-- START Record list --

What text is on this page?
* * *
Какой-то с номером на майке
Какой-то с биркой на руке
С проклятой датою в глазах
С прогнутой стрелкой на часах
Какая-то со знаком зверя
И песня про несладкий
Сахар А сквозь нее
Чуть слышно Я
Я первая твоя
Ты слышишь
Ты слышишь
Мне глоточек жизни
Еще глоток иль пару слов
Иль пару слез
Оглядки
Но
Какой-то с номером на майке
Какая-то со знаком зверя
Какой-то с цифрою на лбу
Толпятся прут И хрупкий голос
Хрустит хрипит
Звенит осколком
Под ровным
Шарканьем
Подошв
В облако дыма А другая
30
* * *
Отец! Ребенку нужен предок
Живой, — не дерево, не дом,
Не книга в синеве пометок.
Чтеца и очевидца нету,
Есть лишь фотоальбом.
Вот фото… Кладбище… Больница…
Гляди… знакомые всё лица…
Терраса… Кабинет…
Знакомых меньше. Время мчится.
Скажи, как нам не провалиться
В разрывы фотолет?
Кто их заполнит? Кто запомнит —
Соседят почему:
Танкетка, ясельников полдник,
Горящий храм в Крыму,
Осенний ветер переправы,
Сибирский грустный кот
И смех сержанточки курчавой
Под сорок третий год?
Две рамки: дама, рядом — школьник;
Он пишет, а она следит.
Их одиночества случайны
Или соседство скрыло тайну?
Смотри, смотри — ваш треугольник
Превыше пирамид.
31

-- END Record list --

Return all the data exactly as given.

What text is on this page?
* * *
Какой-то с номером на майке
Какой-то с биркой на руке
С проклятой датою в глазах
С прогнутой стрелкой на часах
Какая-то со знаком зверя
И песня про несладкий
Сахар А сквозь нее
Чуть слышно Я
Я первая твоя
Ты слышишь
Ты слышишь
Мне глоточек жизни
Еще глоток иль пару слов
Иль пару слез
Оглядки
Но
Какой-то с номером на майке
Какая-то со знаком зверя
Какой-то с цифрою на лбу
Толпятся прут И хрупкий голос
Хрустит хрипит
Звенит осколком
Под ровным
Шарканьем
Подошв
В облако дыма А другая
30
* * *
Отец! Ребенку нужен предок
Живой, — не дерево, не дом,
Не книга в синеве пометок.
Чтеца и очевидца нету,
Есть лишь фотоальбом.
Вот фото… Кладбище… Больница…
Гляди… знакомые всё лица…
Терраса… Кабинет…
Знакомых меньше. Время мчится.
Скажи, как нам не провалиться
В разрывы фотолет?
Кто их заполнит? Кто запомнит —
Соседят почему:
Танкетка, ясельников полдник,
Горящий храм в Крыму,
Осенний ветер переправы,
Сибирский грустный кот
И смех сержанточки курчавой
Под сорок третий год?
Две рамки: дама, рядом — школьник;
Он пишет, а она следит.
Их одиночества случайны
Или соседство скрыло тайну?
Смотри, смотри — ваш треугольник
Превыше пирамид.
31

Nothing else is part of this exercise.